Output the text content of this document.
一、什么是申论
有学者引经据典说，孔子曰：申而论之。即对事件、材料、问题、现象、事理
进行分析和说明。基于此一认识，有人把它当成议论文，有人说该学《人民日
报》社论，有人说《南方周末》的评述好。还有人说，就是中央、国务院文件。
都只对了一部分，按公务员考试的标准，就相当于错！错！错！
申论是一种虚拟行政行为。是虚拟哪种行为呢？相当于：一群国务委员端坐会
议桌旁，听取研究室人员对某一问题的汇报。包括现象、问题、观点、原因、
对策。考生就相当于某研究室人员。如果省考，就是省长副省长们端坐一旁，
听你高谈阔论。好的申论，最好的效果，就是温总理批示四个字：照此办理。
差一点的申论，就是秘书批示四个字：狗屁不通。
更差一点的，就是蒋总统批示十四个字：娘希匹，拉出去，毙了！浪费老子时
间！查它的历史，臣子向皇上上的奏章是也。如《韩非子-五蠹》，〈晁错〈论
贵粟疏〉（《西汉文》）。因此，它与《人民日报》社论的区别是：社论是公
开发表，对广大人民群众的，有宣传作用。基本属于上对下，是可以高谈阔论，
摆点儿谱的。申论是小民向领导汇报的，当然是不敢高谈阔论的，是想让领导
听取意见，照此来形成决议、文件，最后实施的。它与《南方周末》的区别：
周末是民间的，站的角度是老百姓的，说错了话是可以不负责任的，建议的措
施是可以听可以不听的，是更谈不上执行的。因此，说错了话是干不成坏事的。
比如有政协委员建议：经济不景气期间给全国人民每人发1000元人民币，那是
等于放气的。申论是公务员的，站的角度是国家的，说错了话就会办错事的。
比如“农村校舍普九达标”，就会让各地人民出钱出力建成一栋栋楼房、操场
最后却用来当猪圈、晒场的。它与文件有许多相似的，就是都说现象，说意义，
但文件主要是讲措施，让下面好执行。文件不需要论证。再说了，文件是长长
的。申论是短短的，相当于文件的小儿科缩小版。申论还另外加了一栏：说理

- - - - - - -

• **WORK TO DO**
Filter the data, keeping only the lines that contain "南方周末".

• **RESULT FOR THIS TASK**
报》社论，有人说《南方周末》的评述好。还有人说，就是中央、国务院文件。
听取意见，照此来形成决议、文件，最后实施的。它与《南方周末》的区别：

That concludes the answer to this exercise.